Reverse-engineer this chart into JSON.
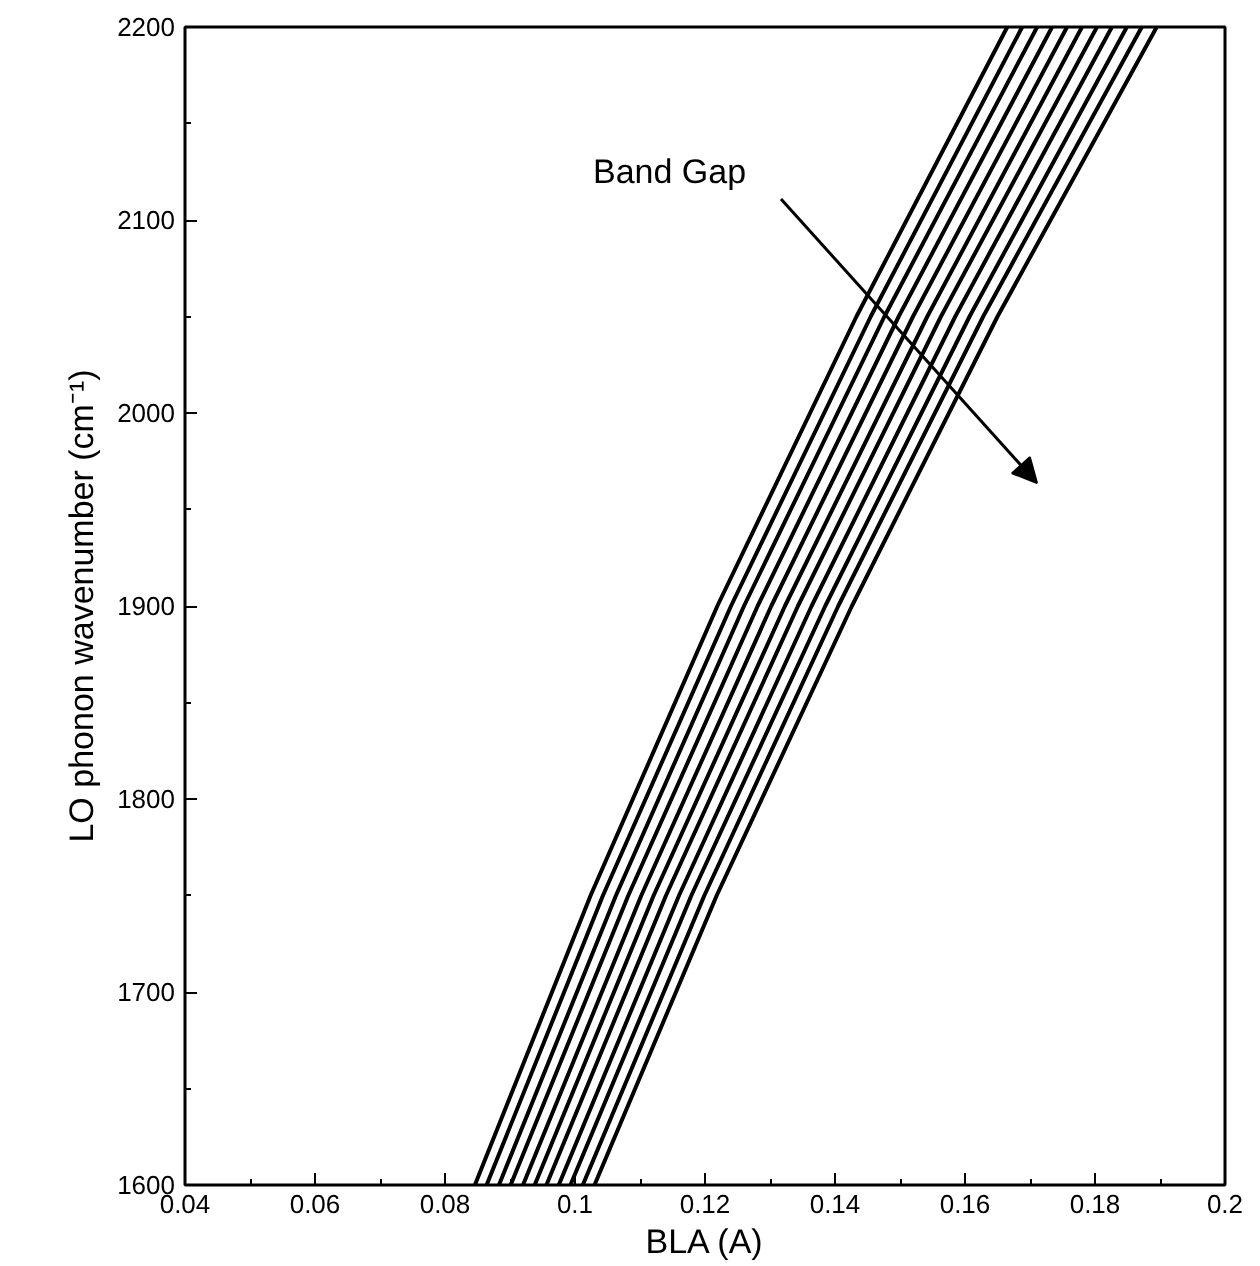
{
  "chart_data": {
    "type": "line",
    "xlabel": "BLA (A)",
    "ylabel": "LO phonon wavenumber (cm⁻¹)",
    "xlim": [
      0.04,
      0.2
    ],
    "xticks": [
      0.04,
      0.06,
      0.08,
      0.1,
      0.12,
      0.14,
      0.16,
      0.18,
      0.2
    ],
    "ylim": [
      1600,
      2200
    ],
    "yticks": [
      1600,
      1700,
      1800,
      1900,
      2000,
      2100,
      2200
    ],
    "grid": false,
    "marker": "none",
    "line_style": "solid",
    "annotations": [
      "Band Gap"
    ],
    "series": [
      {
        "color": "#000000",
        "x": [
          0.0846,
          0.1024,
          0.1219,
          0.1433,
          0.1665
        ],
        "values": [
          1600,
          1750,
          1900,
          2050,
          2200
        ]
      },
      {
        "color": "#000000",
        "x": [
          0.0864,
          0.1043,
          0.124,
          0.1455,
          0.1688
        ],
        "values": [
          1600,
          1750,
          1900,
          2050,
          2200
        ]
      },
      {
        "color": "#000000",
        "x": [
          0.0883,
          0.1063,
          0.126,
          0.1476,
          0.1711
        ],
        "values": [
          1600,
          1750,
          1900,
          2050,
          2200
        ]
      },
      {
        "color": "#000000",
        "x": [
          0.0901,
          0.1082,
          0.1281,
          0.1498,
          0.1734
        ],
        "values": [
          1600,
          1750,
          1900,
          2050,
          2200
        ]
      },
      {
        "color": "#000000",
        "x": [
          0.092,
          0.1102,
          0.1302,
          0.152,
          0.1757
        ],
        "values": [
          1600,
          1750,
          1900,
          2050,
          2200
        ]
      },
      {
        "color": "#000000",
        "x": [
          0.0938,
          0.1121,
          0.1323,
          0.1542,
          0.178
        ],
        "values": [
          1600,
          1750,
          1900,
          2050,
          2200
        ]
      },
      {
        "color": "#000000",
        "x": [
          0.0956,
          0.114,
          0.1343,
          0.1563,
          0.1803
        ],
        "values": [
          1600,
          1750,
          1900,
          2050,
          2200
        ]
      },
      {
        "color": "#000000",
        "x": [
          0.0975,
          0.116,
          0.1364,
          0.1585,
          0.1826
        ],
        "values": [
          1600,
          1750,
          1900,
          2050,
          2200
        ]
      },
      {
        "color": "#000000",
        "x": [
          0.0993,
          0.1179,
          0.1385,
          0.1607,
          0.1849
        ],
        "values": [
          1600,
          1750,
          1900,
          2050,
          2200
        ]
      },
      {
        "color": "#000000",
        "x": [
          0.1012,
          0.1199,
          0.1405,
          0.1628,
          0.1872
        ],
        "values": [
          1600,
          1750,
          1900,
          2050,
          2200
        ]
      },
      {
        "color": "#000000",
        "x": [
          0.103,
          0.1218,
          0.1426,
          0.165,
          0.1895
        ],
        "values": [
          1600,
          1750,
          1900,
          2050,
          2200
        ]
      }
    ]
  }
}
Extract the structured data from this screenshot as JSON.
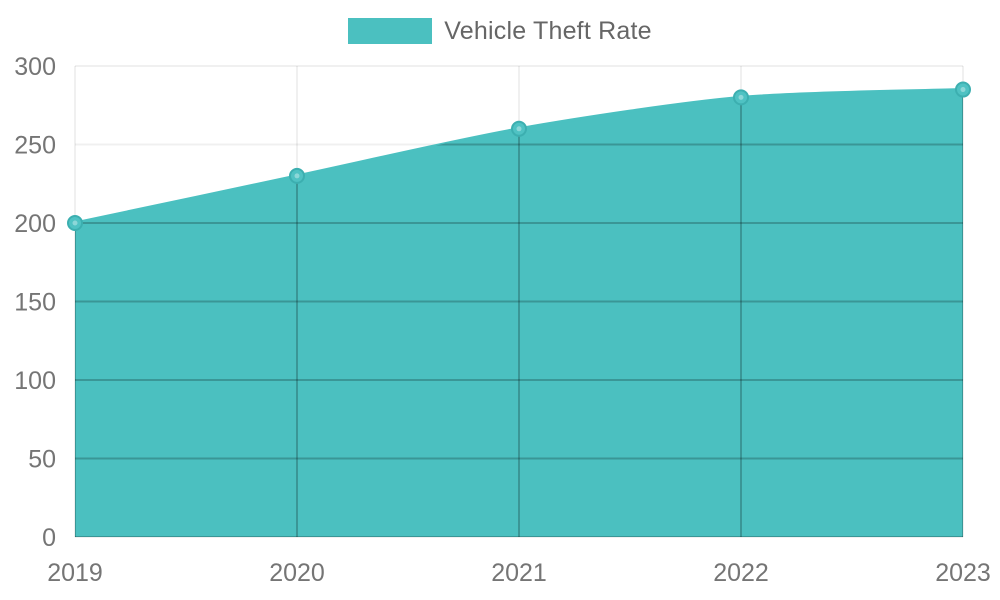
{
  "legend": {
    "label": "Vehicle Theft Rate"
  },
  "chart_data": {
    "type": "area",
    "categories": [
      "2019",
      "2020",
      "2021",
      "2022",
      "2023"
    ],
    "series": [
      {
        "name": "Vehicle Theft Rate",
        "values": [
          200,
          230,
          260,
          280,
          285
        ]
      }
    ],
    "title": "",
    "xlabel": "",
    "ylabel": "",
    "ylim": [
      0,
      300
    ],
    "yticks": [
      0,
      50,
      100,
      150,
      200,
      250,
      300
    ],
    "grid": true,
    "legend_position": "top-center",
    "line_smooth": true,
    "colors": {
      "series": "#4BC0C0",
      "point_fill": "#4FC2C3",
      "point_stroke": "#3CAFB0",
      "grid_over_fill": "rgba(0,0,0,0.22)",
      "grid_outside": "rgba(0,0,0,0.06)",
      "tick_text": "#757575",
      "legend_text": "#666666"
    }
  }
}
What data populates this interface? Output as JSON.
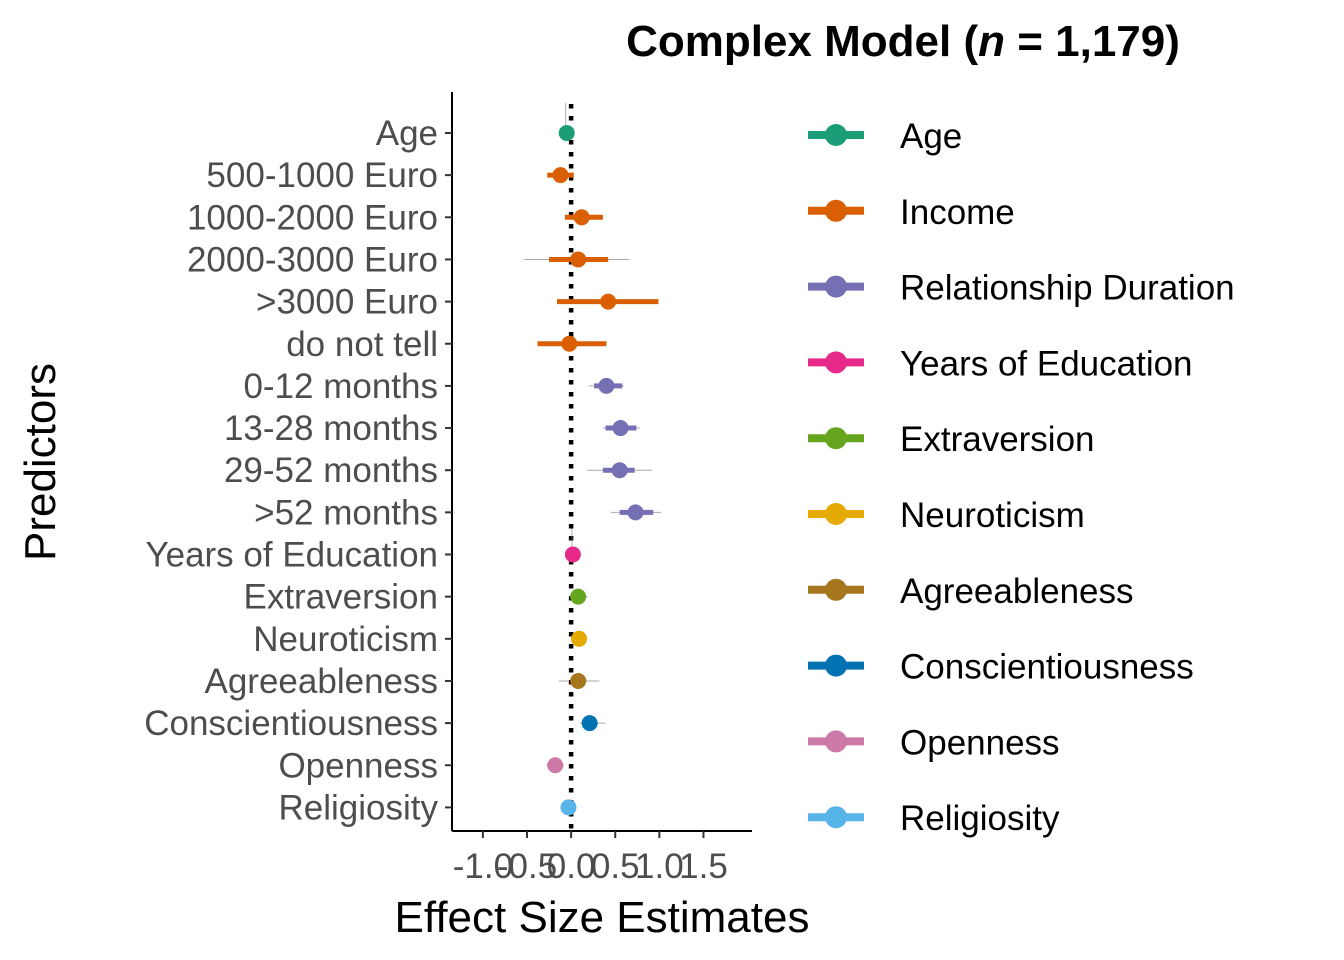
{
  "chart_data": {
    "type": "forest",
    "title_prefix": "Complex Model (",
    "title_n": "n",
    "title_suffix": " = 1,179)",
    "xlabel": "Effect Size Estimates",
    "ylabel": "Predictors",
    "xlim": [
      -1.35,
      2.05
    ],
    "x_ticks": [
      -1.0,
      -0.5,
      0.0,
      0.5,
      1.0,
      1.5
    ],
    "x_tick_labels": [
      "-1.0",
      "-0.5",
      "0.0",
      "0.5",
      "1.0",
      "1.5"
    ],
    "reference_line": 0,
    "grid": false,
    "legend_position": "right",
    "groups": [
      {
        "name": "Age",
        "color": "#1B9E77"
      },
      {
        "name": "Income",
        "color": "#D95F02"
      },
      {
        "name": "Relationship Duration",
        "color": "#7570B3"
      },
      {
        "name": "Years of Education",
        "color": "#E7298A"
      },
      {
        "name": "Extraversion",
        "color": "#66A61E"
      },
      {
        "name": "Neuroticism",
        "color": "#E6AB02"
      },
      {
        "name": "Agreeableness",
        "color": "#A6761D"
      },
      {
        "name": "Conscientiousness",
        "color": "#0072B2"
      },
      {
        "name": "Openness",
        "color": "#CC79A7"
      },
      {
        "name": "Religiosity",
        "color": "#56B4E9"
      }
    ],
    "predictors": [
      {
        "label": "Age",
        "group": 0,
        "estimate": -0.05,
        "ci50": [
          -0.07,
          -0.03
        ],
        "ci95": [
          -0.06,
          -0.04
        ],
        "top": 1.8
      },
      {
        "label": "500-1000 Euro",
        "group": 1,
        "estimate": -0.12,
        "ci50": [
          -0.27,
          0.03
        ],
        "ci95": [
          -0.27,
          0.03
        ]
      },
      {
        "label": "1000-2000 Euro",
        "group": 1,
        "estimate": 0.12,
        "ci50": [
          -0.07,
          0.36
        ],
        "ci95": [
          -0.07,
          0.36
        ]
      },
      {
        "label": "2000-3000 Euro",
        "group": 1,
        "estimate": 0.08,
        "ci50": [
          -0.25,
          0.42
        ],
        "ci95": [
          -0.54,
          0.66
        ]
      },
      {
        "label": ">3000 Euro",
        "group": 1,
        "estimate": 0.42,
        "ci50": [
          -0.16,
          0.99
        ],
        "ci95": [
          -0.16,
          0.99
        ]
      },
      {
        "label": "do not tell",
        "group": 1,
        "estimate": -0.02,
        "ci50": [
          -0.38,
          0.4
        ],
        "ci95": [
          -0.38,
          0.4
        ]
      },
      {
        "label": "0-12 months",
        "group": 2,
        "estimate": 0.4,
        "ci50": [
          0.26,
          0.58
        ],
        "ci95": [
          0.2,
          0.6
        ]
      },
      {
        "label": "13-28 months",
        "group": 2,
        "estimate": 0.56,
        "ci50": [
          0.39,
          0.74
        ],
        "ci95": [
          0.36,
          0.78
        ]
      },
      {
        "label": "29-52 months",
        "group": 2,
        "estimate": 0.55,
        "ci50": [
          0.36,
          0.72
        ],
        "ci95": [
          0.18,
          0.92
        ]
      },
      {
        "label": ">52 months",
        "group": 2,
        "estimate": 0.73,
        "ci50": [
          0.55,
          0.93
        ],
        "ci95": [
          0.45,
          1.02
        ]
      },
      {
        "label": "Years of Education",
        "group": 3,
        "estimate": 0.02,
        "ci50": [
          0.0,
          0.03
        ],
        "ci95": [
          0.0,
          0.04
        ],
        "top": 10.7
      },
      {
        "label": "Extraversion",
        "group": 4,
        "estimate": 0.08,
        "ci50": [
          0.02,
          0.14
        ],
        "ci95": [
          0.0,
          0.19
        ]
      },
      {
        "label": "Neuroticism",
        "group": 5,
        "estimate": 0.09,
        "ci50": [
          0.03,
          0.15
        ],
        "ci95": [
          0.01,
          0.18
        ]
      },
      {
        "label": "Agreeableness",
        "group": 6,
        "estimate": 0.08,
        "ci50": [
          0.0,
          0.17
        ],
        "ci95": [
          -0.14,
          0.32
        ]
      },
      {
        "label": "Conscientiousness",
        "group": 7,
        "estimate": 0.21,
        "ci50": [
          0.14,
          0.28
        ],
        "ci95": [
          0.1,
          0.39
        ]
      },
      {
        "label": "Openness",
        "group": 8,
        "estimate": -0.18,
        "ci50": [
          -0.25,
          -0.11
        ],
        "ci95": [
          -0.28,
          -0.08
        ]
      },
      {
        "label": "Religiosity",
        "group": 9,
        "estimate": -0.03,
        "ci50": [
          -0.08,
          0.02
        ],
        "ci95": [
          -0.1,
          0.04
        ]
      }
    ]
  }
}
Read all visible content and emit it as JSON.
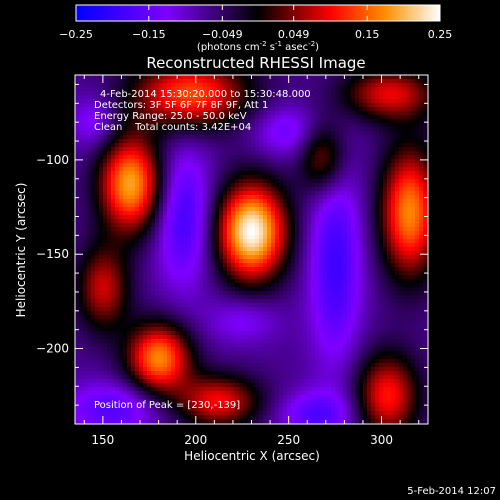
{
  "chart_data": {
    "type": "heatmap",
    "title": "Reconstructed RHESSI Image",
    "xlabel": "Heliocentric X (arcsec)",
    "ylabel": "Heliocentric Y (arcsec)",
    "xlim": [
      135,
      325
    ],
    "ylim": [
      -240,
      -55
    ],
    "xticks": [
      150,
      200,
      250,
      300
    ],
    "yticks": [
      -100,
      -150,
      -200
    ],
    "colorbar": {
      "ticks": [
        -0.25,
        -0.15,
        -0.049,
        0.049,
        0.15,
        0.25
      ],
      "range": [
        -0.25,
        0.25
      ],
      "unit_label": "(photons cm",
      "unit_sup1": "-2",
      "unit_mid": " s",
      "unit_sup2": "-1",
      "unit_end": " asec",
      "unit_sup3": "-2",
      "unit_close": ")"
    },
    "annotations": [
      "4-Feb-2014 15:30:20.000 to 15:30:48.000",
      "Detectors: 3F 5F 6F 7F 8F 9F, Att 1",
      "Energy Range: 25.0 - 50.0 keV",
      "Clean    Total counts: 3.42E+04"
    ],
    "peak_text": "Position of Peak = [230,-139]",
    "peak": [
      230,
      -139
    ],
    "sources": [
      {
        "x": 230,
        "y": -138,
        "amp": 0.25,
        "sx": 13,
        "sy": 18
      },
      {
        "x": 165,
        "y": -113,
        "amp": 0.19,
        "sx": 12,
        "sy": 18
      },
      {
        "x": 180,
        "y": -205,
        "amp": 0.17,
        "sx": 12,
        "sy": 13
      },
      {
        "x": 315,
        "y": -128,
        "amp": 0.17,
        "sx": 11,
        "sy": 24
      },
      {
        "x": 197,
        "y": -65,
        "amp": 0.14,
        "sx": 22,
        "sy": 13
      },
      {
        "x": 304,
        "y": -65,
        "amp": 0.09,
        "sx": 18,
        "sy": 10
      },
      {
        "x": 303,
        "y": -225,
        "amp": 0.11,
        "sx": 12,
        "sy": 16
      },
      {
        "x": 150,
        "y": -168,
        "amp": 0.08,
        "sx": 10,
        "sy": 16
      },
      {
        "x": 212,
        "y": -228,
        "amp": 0.1,
        "sx": 16,
        "sy": 10
      },
      {
        "x": 268,
        "y": -98,
        "amp": 0.07,
        "sx": 9,
        "sy": 14
      }
    ],
    "troughs": [
      {
        "x": 193,
        "y": -130,
        "amp": -0.12,
        "sx": 11,
        "sy": 26
      },
      {
        "x": 275,
        "y": -155,
        "amp": -0.12,
        "sx": 10,
        "sy": 38
      },
      {
        "x": 155,
        "y": -232,
        "amp": -0.1,
        "sx": 18,
        "sy": 10
      },
      {
        "x": 250,
        "y": -85,
        "amp": -0.08,
        "sx": 14,
        "sy": 10
      },
      {
        "x": 265,
        "y": -235,
        "amp": -0.1,
        "sx": 14,
        "sy": 9
      },
      {
        "x": 145,
        "y": -80,
        "amp": -0.07,
        "sx": 9,
        "sy": 10
      },
      {
        "x": 225,
        "y": -185,
        "amp": -0.06,
        "sx": 14,
        "sy": 9
      }
    ]
  },
  "footer": {
    "timestamp": "5-Feb-2014 12:07"
  }
}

● Task to carry out
Copy out every line from the material above in which the word "type" appears.

● Written solution
    "type": "line",
    "type": "area",
    "type": "forest",
    "type": "heatmap",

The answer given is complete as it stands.